> [EXERCISE BRIEF]
Output the data below in full, character for character.

> [RECORDS FOR PROCESSING]
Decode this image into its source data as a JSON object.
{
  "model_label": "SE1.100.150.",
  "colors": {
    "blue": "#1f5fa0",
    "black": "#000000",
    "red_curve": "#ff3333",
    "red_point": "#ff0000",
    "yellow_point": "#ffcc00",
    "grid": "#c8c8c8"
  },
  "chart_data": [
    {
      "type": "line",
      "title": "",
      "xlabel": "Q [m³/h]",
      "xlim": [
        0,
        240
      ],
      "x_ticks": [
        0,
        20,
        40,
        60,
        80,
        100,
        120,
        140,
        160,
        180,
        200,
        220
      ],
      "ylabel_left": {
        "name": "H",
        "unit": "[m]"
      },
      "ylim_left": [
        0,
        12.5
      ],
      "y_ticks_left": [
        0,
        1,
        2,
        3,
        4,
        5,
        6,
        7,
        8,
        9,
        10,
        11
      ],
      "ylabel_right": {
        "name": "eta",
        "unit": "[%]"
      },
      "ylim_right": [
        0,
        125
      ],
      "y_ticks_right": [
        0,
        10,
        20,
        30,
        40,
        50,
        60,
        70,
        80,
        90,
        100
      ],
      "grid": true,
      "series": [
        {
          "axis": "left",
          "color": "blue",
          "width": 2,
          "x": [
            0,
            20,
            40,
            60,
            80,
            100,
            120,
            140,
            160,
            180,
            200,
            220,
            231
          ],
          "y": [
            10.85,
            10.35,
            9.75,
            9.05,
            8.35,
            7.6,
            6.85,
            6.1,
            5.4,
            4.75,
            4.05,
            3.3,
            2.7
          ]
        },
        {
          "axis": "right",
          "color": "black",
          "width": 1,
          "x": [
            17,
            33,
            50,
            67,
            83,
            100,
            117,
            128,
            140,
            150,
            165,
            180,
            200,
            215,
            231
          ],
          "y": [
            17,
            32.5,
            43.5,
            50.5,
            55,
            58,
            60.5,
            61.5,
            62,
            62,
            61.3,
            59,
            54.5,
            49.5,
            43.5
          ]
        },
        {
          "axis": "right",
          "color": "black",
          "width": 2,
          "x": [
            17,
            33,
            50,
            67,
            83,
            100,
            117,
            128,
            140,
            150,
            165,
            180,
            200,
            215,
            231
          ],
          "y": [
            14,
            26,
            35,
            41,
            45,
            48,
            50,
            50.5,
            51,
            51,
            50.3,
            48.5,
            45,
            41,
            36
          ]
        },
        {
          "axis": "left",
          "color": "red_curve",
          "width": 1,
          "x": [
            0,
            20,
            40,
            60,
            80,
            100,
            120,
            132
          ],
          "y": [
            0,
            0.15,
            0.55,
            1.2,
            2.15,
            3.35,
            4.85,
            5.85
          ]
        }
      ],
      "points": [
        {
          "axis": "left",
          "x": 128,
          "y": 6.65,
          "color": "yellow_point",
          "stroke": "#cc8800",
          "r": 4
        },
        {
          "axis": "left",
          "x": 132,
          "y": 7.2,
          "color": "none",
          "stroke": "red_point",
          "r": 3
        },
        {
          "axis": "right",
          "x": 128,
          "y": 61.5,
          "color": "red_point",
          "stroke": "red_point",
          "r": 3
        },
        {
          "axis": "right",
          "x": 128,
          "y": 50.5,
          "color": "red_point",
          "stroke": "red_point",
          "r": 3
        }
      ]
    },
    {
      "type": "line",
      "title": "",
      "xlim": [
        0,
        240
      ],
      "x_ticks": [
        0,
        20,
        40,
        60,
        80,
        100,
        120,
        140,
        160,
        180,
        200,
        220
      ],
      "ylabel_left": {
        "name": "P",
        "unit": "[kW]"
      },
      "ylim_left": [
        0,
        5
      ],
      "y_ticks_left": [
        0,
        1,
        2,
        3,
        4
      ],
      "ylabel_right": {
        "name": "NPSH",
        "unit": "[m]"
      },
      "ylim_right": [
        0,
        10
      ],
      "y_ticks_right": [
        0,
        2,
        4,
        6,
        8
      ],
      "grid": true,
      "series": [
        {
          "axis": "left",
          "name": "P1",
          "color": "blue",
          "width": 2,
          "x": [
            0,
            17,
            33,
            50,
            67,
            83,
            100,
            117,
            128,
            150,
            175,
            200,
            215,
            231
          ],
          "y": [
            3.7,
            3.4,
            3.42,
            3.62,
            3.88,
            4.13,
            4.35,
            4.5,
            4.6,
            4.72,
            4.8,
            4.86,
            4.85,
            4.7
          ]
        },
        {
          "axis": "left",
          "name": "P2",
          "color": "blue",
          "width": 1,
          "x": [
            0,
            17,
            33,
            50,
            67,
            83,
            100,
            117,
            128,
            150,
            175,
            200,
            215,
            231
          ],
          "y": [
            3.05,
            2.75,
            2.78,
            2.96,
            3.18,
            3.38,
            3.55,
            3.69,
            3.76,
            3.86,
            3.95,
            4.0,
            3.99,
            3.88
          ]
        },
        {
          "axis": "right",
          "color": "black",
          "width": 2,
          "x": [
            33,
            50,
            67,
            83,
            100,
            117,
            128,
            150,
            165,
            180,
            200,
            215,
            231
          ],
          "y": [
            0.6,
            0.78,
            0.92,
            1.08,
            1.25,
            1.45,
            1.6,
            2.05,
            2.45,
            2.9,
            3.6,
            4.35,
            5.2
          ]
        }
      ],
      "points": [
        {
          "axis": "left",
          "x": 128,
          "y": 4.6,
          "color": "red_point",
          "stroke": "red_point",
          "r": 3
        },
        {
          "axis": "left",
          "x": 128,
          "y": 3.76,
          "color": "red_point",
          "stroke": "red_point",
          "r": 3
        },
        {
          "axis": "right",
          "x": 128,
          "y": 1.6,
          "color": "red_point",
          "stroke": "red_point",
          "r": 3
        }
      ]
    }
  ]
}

> [THE COMPLETED TASK]
Decode this image into its source data as a JSON object.
{
  "model_label": "SE1.100.150.",
  "colors": {
    "blue": "#1f5fa0",
    "black": "#000000",
    "red_curve": "#ff3333",
    "red_point": "#ff0000",
    "yellow_point": "#ffcc00",
    "grid": "#c8c8c8"
  },
  "chart_data": [
    {
      "type": "line",
      "title": "",
      "xlabel": "Q [m³/h]",
      "xlim": [
        0,
        240
      ],
      "x_ticks": [
        0,
        20,
        40,
        60,
        80,
        100,
        120,
        140,
        160,
        180,
        200,
        220
      ],
      "ylabel_left": {
        "name": "H",
        "unit": "[m]"
      },
      "ylim_left": [
        0,
        12.5
      ],
      "y_ticks_left": [
        0,
        1,
        2,
        3,
        4,
        5,
        6,
        7,
        8,
        9,
        10,
        11
      ],
      "ylabel_right": {
        "name": "eta",
        "unit": "[%]"
      },
      "ylim_right": [
        0,
        125
      ],
      "y_ticks_right": [
        0,
        10,
        20,
        30,
        40,
        50,
        60,
        70,
        80,
        90,
        100
      ],
      "grid": true,
      "series": [
        {
          "axis": "left",
          "color": "blue",
          "width": 2,
          "x": [
            0,
            20,
            40,
            60,
            80,
            100,
            120,
            140,
            160,
            180,
            200,
            220,
            231
          ],
          "y": [
            10.85,
            10.35,
            9.75,
            9.05,
            8.35,
            7.6,
            6.85,
            6.1,
            5.4,
            4.75,
            4.05,
            3.3,
            2.7
          ]
        },
        {
          "axis": "right",
          "color": "black",
          "width": 1,
          "x": [
            17,
            33,
            50,
            67,
            83,
            100,
            117,
            128,
            140,
            150,
            165,
            180,
            200,
            215,
            231
          ],
          "y": [
            17,
            32.5,
            43.5,
            50.5,
            55,
            58,
            60.5,
            61.5,
            62,
            62,
            61.3,
            59,
            54.5,
            49.5,
            43.5
          ]
        },
        {
          "axis": "right",
          "color": "black",
          "width": 2,
          "x": [
            17,
            33,
            50,
            67,
            83,
            100,
            117,
            128,
            140,
            150,
            165,
            180,
            200,
            215,
            231
          ],
          "y": [
            14,
            26,
            35,
            41,
            45,
            48,
            50,
            50.5,
            51,
            51,
            50.3,
            48.5,
            45,
            41,
            36
          ]
        },
        {
          "axis": "left",
          "color": "red_curve",
          "width": 1,
          "x": [
            0,
            20,
            40,
            60,
            80,
            100,
            120,
            132
          ],
          "y": [
            0,
            0.15,
            0.55,
            1.2,
            2.15,
            3.35,
            4.85,
            5.85
          ]
        }
      ],
      "points": [
        {
          "axis": "left",
          "x": 128,
          "y": 6.65,
          "color": "yellow_point",
          "stroke": "#cc8800",
          "r": 4
        },
        {
          "axis": "left",
          "x": 132,
          "y": 7.2,
          "color": "none",
          "stroke": "red_point",
          "r": 3
        },
        {
          "axis": "right",
          "x": 128,
          "y": 61.5,
          "color": "red_point",
          "stroke": "red_point",
          "r": 3
        },
        {
          "axis": "right",
          "x": 128,
          "y": 50.5,
          "color": "red_point",
          "stroke": "red_point",
          "r": 3
        }
      ]
    },
    {
      "type": "line",
      "title": "",
      "xlim": [
        0,
        240
      ],
      "x_ticks": [
        0,
        20,
        40,
        60,
        80,
        100,
        120,
        140,
        160,
        180,
        200,
        220
      ],
      "ylabel_left": {
        "name": "P",
        "unit": "[kW]"
      },
      "ylim_left": [
        0,
        5
      ],
      "y_ticks_left": [
        0,
        1,
        2,
        3,
        4
      ],
      "ylabel_right": {
        "name": "NPSH",
        "unit": "[m]"
      },
      "ylim_right": [
        0,
        10
      ],
      "y_ticks_right": [
        0,
        2,
        4,
        6,
        8
      ],
      "grid": true,
      "series": [
        {
          "axis": "left",
          "name": "P1",
          "color": "blue",
          "width": 2,
          "x": [
            0,
            17,
            33,
            50,
            67,
            83,
            100,
            117,
            128,
            150,
            175,
            200,
            215,
            231
          ],
          "y": [
            3.7,
            3.4,
            3.42,
            3.62,
            3.88,
            4.13,
            4.35,
            4.5,
            4.6,
            4.72,
            4.8,
            4.86,
            4.85,
            4.7
          ]
        },
        {
          "axis": "left",
          "name": "P2",
          "color": "blue",
          "width": 1,
          "x": [
            0,
            17,
            33,
            50,
            67,
            83,
            100,
            117,
            128,
            150,
            175,
            200,
            215,
            231
          ],
          "y": [
            3.05,
            2.75,
            2.78,
            2.96,
            3.18,
            3.38,
            3.55,
            3.69,
            3.76,
            3.86,
            3.95,
            4.0,
            3.99,
            3.88
          ]
        },
        {
          "axis": "right",
          "color": "black",
          "width": 2,
          "x": [
            33,
            50,
            67,
            83,
            100,
            117,
            128,
            150,
            165,
            180,
            200,
            215,
            231
          ],
          "y": [
            0.6,
            0.78,
            0.92,
            1.08,
            1.25,
            1.45,
            1.6,
            2.05,
            2.45,
            2.9,
            3.6,
            4.35,
            5.2
          ]
        }
      ],
      "points": [
        {
          "axis": "left",
          "x": 128,
          "y": 4.6,
          "color": "red_point",
          "stroke": "red_point",
          "r": 3
        },
        {
          "axis": "left",
          "x": 128,
          "y": 3.76,
          "color": "red_point",
          "stroke": "red_point",
          "r": 3
        },
        {
          "axis": "right",
          "x": 128,
          "y": 1.6,
          "color": "red_point",
          "stroke": "red_point",
          "r": 3
        }
      ]
    }
  ]
}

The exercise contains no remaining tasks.